Extract each line from the entries below that has the string "text" in it.

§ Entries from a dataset
<<<<
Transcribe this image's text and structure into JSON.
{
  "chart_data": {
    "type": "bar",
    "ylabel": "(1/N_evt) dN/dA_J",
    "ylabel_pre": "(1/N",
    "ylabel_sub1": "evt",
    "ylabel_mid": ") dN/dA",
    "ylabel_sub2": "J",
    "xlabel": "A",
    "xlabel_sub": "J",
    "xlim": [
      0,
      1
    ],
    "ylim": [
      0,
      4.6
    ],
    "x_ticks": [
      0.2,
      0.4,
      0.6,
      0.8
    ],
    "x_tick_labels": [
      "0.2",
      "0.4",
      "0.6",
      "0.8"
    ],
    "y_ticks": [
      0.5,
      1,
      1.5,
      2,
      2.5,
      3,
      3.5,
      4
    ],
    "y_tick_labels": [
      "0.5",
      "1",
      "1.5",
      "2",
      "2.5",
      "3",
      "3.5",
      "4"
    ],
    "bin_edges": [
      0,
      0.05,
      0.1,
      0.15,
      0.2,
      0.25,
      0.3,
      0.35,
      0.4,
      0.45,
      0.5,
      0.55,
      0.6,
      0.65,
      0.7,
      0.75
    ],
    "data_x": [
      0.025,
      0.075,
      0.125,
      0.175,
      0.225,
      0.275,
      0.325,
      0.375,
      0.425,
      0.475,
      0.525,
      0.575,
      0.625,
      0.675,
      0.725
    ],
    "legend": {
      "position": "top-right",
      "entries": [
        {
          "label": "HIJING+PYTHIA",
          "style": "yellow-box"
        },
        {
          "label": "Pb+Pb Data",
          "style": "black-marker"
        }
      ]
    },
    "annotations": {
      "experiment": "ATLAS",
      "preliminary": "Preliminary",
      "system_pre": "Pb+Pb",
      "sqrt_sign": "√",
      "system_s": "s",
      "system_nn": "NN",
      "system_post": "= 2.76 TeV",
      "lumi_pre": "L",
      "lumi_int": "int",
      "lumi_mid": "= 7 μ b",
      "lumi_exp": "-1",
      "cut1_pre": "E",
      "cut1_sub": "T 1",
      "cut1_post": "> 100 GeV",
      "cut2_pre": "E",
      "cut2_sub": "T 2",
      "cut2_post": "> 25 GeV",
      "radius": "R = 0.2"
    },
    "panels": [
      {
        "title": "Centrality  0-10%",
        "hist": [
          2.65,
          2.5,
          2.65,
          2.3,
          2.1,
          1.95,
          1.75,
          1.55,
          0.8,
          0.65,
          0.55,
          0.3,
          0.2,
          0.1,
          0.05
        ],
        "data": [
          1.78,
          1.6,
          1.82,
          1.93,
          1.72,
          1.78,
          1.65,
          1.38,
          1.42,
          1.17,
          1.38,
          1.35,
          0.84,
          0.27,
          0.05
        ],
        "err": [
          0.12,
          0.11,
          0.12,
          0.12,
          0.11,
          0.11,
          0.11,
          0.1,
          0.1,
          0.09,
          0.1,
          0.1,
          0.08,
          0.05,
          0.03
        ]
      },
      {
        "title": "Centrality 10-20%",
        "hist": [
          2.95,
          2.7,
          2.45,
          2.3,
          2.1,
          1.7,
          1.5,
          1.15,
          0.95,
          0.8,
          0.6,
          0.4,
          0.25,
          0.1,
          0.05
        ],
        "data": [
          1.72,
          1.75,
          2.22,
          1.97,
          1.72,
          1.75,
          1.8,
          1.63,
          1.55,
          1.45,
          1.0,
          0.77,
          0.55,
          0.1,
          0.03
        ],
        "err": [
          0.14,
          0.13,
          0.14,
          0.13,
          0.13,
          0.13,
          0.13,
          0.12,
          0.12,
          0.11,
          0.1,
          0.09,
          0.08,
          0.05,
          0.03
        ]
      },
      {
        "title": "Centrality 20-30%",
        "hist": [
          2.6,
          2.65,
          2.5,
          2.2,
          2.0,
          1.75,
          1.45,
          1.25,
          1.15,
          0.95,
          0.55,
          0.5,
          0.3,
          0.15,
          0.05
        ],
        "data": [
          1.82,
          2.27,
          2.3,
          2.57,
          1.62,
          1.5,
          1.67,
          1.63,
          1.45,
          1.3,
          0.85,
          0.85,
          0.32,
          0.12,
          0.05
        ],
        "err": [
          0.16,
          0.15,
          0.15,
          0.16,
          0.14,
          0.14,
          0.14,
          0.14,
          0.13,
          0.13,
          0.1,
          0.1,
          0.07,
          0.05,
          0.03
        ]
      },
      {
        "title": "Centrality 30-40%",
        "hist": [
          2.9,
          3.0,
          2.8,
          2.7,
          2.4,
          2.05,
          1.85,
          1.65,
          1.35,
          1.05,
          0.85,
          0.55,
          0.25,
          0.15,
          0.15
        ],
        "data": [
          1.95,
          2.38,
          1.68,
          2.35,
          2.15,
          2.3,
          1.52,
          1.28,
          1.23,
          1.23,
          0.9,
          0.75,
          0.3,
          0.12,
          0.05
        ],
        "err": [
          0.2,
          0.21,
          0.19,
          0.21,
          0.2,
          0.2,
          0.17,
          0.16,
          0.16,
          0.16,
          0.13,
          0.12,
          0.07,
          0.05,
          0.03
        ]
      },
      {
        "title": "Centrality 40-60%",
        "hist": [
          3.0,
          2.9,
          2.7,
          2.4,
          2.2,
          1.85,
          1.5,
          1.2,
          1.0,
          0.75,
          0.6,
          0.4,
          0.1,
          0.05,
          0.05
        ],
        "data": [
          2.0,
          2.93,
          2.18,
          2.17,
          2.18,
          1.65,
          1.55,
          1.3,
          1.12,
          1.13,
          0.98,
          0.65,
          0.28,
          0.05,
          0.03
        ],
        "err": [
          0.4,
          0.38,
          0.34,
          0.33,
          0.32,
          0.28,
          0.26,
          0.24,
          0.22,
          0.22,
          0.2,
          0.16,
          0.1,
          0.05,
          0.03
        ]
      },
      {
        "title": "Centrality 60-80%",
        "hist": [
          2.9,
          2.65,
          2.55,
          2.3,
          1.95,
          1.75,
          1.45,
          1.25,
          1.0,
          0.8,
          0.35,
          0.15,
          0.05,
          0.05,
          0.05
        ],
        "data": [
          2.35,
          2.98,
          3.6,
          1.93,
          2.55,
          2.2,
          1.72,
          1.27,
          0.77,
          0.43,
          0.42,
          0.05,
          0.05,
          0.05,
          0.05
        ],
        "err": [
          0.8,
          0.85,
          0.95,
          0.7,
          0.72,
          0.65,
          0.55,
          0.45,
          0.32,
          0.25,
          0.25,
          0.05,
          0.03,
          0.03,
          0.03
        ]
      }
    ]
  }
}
>>>>
<<<<
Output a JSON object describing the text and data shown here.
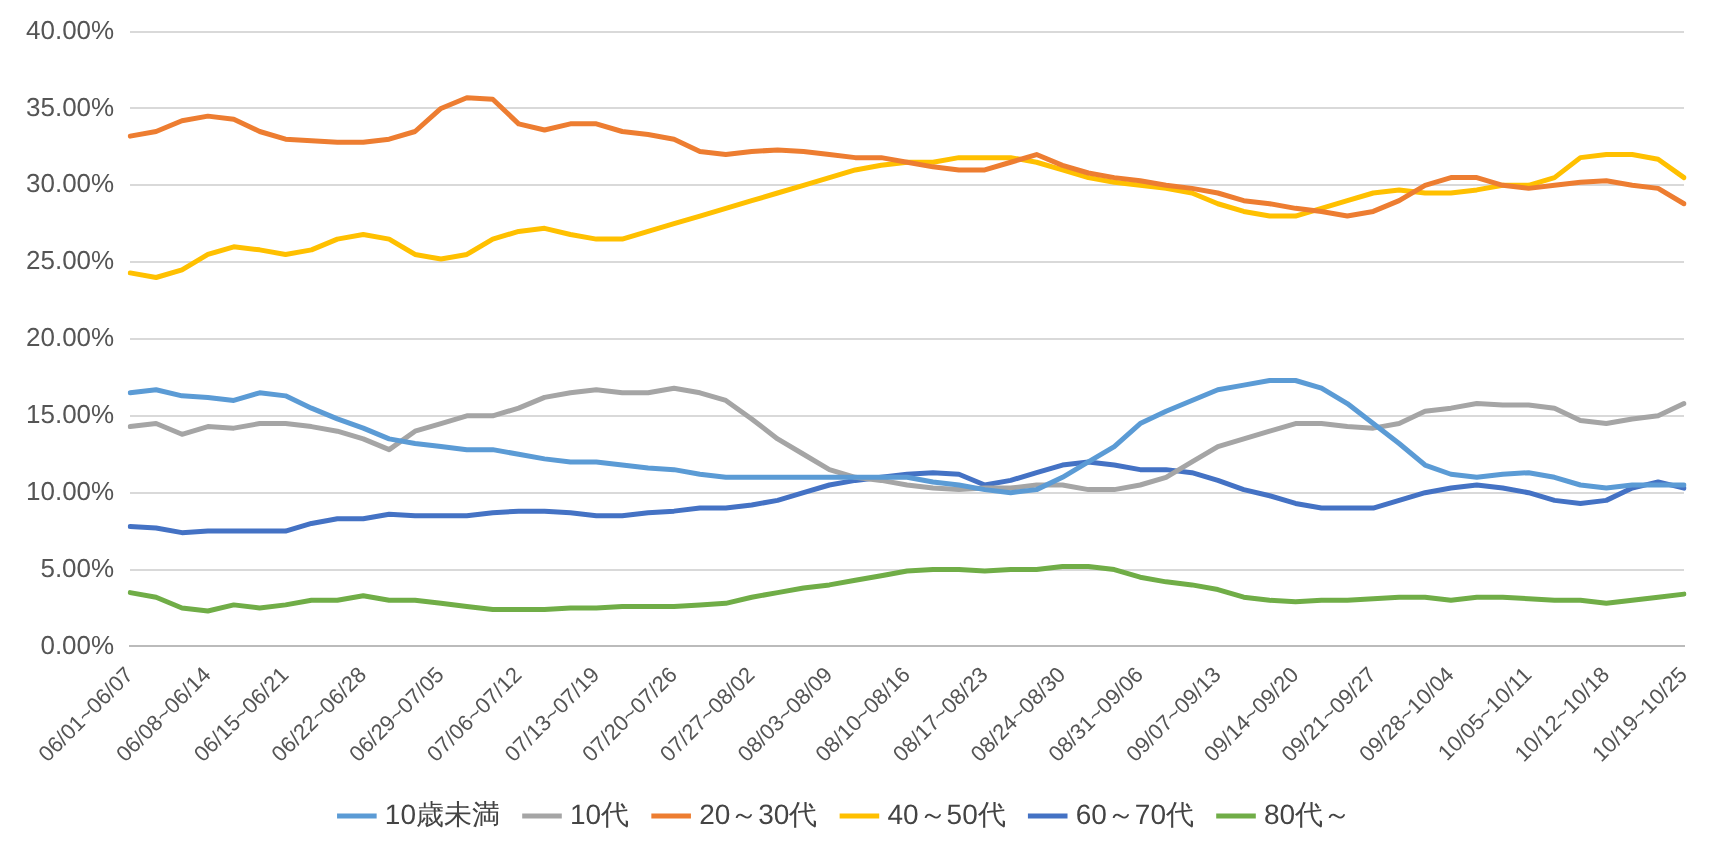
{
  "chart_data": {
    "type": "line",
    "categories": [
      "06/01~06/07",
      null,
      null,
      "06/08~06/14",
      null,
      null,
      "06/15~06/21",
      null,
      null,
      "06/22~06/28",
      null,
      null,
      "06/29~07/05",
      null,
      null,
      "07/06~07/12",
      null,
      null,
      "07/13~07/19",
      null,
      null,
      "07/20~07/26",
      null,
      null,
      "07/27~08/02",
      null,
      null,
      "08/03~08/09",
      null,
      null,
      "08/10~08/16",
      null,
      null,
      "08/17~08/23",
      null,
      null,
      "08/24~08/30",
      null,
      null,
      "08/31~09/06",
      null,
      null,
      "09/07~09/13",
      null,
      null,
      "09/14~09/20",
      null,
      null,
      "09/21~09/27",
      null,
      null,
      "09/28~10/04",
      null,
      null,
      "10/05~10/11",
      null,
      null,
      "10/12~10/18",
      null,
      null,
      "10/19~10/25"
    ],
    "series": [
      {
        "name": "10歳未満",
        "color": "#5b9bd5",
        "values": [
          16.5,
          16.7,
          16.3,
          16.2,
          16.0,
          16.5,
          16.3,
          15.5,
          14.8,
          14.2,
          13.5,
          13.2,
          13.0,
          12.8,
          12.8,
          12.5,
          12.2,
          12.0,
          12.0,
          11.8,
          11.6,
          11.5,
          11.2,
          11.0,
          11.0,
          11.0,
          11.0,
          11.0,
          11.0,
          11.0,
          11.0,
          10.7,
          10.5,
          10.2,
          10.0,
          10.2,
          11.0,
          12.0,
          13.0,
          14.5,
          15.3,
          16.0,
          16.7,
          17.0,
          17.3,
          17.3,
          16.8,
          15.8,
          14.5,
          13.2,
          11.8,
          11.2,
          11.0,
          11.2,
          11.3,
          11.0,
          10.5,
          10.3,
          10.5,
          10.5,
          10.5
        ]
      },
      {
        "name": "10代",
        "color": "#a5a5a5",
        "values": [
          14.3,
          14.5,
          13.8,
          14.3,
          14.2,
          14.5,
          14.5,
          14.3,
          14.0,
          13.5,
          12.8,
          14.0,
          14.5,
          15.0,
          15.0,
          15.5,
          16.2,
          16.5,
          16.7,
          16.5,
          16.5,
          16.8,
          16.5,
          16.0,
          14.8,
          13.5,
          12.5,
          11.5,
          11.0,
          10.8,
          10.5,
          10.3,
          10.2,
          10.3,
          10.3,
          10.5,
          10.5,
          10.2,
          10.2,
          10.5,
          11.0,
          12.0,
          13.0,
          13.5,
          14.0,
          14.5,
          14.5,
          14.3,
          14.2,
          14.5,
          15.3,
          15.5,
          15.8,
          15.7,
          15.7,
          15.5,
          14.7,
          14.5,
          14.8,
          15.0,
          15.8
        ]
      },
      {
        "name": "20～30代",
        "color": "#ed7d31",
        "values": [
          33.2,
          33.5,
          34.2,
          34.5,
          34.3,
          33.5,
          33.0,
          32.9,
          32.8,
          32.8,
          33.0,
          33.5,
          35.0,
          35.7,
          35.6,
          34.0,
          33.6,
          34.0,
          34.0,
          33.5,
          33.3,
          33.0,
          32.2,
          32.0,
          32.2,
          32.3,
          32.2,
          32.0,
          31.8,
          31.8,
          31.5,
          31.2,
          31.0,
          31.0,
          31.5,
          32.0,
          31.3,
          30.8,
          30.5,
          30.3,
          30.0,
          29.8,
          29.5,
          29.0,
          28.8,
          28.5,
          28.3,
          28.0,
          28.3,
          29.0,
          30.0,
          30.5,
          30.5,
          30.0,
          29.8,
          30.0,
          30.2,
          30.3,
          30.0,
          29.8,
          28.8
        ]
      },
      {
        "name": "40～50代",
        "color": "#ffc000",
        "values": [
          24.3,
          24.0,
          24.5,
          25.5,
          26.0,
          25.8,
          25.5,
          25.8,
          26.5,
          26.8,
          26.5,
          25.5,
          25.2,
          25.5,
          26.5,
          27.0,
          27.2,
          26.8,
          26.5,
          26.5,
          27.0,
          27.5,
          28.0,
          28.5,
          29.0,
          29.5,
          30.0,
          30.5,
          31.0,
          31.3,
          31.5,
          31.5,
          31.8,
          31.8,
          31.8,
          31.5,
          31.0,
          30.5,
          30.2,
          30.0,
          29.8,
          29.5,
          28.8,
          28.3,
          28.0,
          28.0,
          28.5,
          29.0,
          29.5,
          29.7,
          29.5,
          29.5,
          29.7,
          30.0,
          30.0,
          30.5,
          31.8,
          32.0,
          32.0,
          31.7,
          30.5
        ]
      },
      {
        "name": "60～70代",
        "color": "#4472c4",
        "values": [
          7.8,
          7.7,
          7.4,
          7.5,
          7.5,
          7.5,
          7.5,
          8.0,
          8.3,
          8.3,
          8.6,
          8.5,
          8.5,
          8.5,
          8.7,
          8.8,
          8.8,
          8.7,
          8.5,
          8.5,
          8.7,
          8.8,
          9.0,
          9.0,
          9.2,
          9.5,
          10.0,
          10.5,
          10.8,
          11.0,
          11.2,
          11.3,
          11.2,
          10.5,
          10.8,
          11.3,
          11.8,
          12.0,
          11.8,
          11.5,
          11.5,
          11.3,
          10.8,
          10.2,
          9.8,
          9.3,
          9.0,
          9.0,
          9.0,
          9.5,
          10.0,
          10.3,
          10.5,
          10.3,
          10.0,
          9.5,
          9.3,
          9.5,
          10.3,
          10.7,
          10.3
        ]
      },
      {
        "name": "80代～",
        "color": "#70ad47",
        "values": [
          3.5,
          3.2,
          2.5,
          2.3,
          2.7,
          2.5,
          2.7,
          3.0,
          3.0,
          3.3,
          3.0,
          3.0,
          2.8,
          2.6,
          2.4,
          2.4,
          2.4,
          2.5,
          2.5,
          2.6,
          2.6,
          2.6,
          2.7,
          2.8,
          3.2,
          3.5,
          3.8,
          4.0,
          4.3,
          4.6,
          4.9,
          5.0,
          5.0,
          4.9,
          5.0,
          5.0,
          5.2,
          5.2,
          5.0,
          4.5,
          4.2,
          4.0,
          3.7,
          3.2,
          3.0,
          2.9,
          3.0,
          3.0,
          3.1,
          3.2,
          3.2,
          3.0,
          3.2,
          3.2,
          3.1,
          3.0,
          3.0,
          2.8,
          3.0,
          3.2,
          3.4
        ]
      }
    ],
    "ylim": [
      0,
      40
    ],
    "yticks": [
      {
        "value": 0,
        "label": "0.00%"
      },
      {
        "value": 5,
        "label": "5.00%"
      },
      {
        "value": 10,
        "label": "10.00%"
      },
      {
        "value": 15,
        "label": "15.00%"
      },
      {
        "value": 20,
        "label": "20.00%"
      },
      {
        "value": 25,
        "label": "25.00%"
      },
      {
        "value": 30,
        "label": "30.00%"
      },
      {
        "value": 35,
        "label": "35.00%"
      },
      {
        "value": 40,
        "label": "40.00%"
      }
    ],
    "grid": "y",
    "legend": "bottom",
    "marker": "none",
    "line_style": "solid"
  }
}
>>>>
§ Written answer
Transcribe this image's text and structure into JSON.
Output a JSON object describing the text and data shown here.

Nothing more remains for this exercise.